*Problems*:
#1 Output the stretch of the Men of the Revolution passage from "THE ACTS of" through "the American Revolution.", copied word for word.
#2 Answer these questions using the Men of the Revolution passage:
(a) What span of years does the volume heading cover?
(b) What year is given in the bracketed note?
(c) From what two sources do the acts of the Revolution derive dignity and interest?
#3 List every four-digit year that appears in the Men of the Revolution passage.

*Reading text*:
'''

Vol. V: Literature of the Republic, Part II., 1821–1834
 
Men of the Revolution
By Jared Sparks (1789–1866)
 
[Remarks on American History. 1837.]

THE ACTS of the Revolution derive dignity and interest from the character of the actors, and the nature and magnitude of the events. It has been remarked, that in all great political revolutions, men have arisen, possessed of extraordinary endowments, adequate to the exigency of the time. It is true enough, that such revolutions, or any remarkable and continued exertions of human power, must be brought to pass by corresponding qualities in the agents; but whether the occasion makes the men, or men the occasion, may not always be ascertained with exactness. In either case, however, no period has been adorned with examples more illustrious, or more perfectly adapted to the high destiny awaiting them, than that of the American Revolution.

'''

*Provided information*:
'''

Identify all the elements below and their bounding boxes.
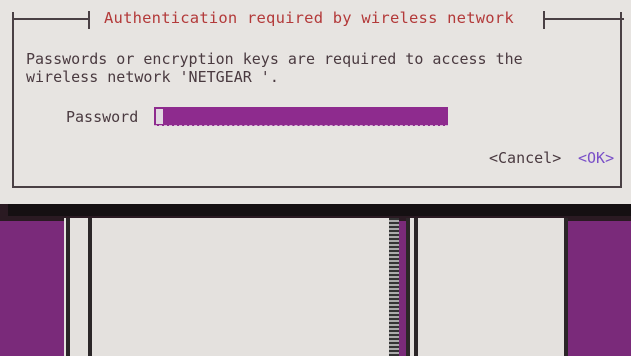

'''
'''

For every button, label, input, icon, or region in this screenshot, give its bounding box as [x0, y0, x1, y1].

'''

*Results for the exercise*:
#1
THE ACTS of the Revolution derive dignity and interest from the character of the actors, and the nature and magnitude of the events. It has been remarked, that in all great political revolutions, men have arisen, possessed of extraordinary endowments, adequate to the exigency of the time. It is true enough, that such revolutions, or any remarkable and continued exertions of human power, must be brought to pass by corresponding qualities in the agents; but whether the occasion makes the men, or men the occasion, may not always be ascertained with exactness. In either case, however, no period has been adorned with examples more illustrious, or more perfectly adapted to the high destiny awaiting them, than that of the American Revolution.

#2
(a) 1821–1834
(b) 1837
(c) The character of the actors, and the nature and magnitude of the events

#3 1821, 1834, 1789, 1866, 1837